— start Records supplied —

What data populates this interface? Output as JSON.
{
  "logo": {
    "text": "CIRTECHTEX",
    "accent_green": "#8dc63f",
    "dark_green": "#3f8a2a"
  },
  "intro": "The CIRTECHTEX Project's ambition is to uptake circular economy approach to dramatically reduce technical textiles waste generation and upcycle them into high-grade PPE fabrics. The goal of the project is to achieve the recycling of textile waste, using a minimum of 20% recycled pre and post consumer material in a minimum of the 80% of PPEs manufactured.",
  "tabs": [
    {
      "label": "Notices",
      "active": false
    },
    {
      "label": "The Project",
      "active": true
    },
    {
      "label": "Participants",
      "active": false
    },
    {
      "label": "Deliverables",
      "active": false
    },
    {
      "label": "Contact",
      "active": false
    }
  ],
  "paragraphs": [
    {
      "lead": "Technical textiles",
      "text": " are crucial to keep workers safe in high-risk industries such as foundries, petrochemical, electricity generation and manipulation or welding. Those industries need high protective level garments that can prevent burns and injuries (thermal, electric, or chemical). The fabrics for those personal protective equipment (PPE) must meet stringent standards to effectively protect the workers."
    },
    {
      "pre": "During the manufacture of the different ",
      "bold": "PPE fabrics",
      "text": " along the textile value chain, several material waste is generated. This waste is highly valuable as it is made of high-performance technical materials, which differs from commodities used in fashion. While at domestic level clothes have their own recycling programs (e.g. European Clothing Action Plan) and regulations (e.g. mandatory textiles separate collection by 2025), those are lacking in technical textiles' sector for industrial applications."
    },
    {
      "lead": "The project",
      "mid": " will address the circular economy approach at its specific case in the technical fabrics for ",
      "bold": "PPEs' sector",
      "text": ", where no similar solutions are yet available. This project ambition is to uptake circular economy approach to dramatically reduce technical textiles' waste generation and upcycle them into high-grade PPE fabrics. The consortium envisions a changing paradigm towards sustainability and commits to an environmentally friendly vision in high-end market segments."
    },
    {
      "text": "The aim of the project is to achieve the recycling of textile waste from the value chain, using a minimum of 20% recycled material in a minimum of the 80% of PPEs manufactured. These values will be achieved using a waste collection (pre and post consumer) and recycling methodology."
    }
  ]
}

— end Records supplied —

### What you have to do
Select and copy every line of the listing with the word "label".

### Response to this exercise
      "label": "Notices",
      "label": "The Project",
      "label": "Participants",
      "label": "Deliverables",
      "label": "Contact",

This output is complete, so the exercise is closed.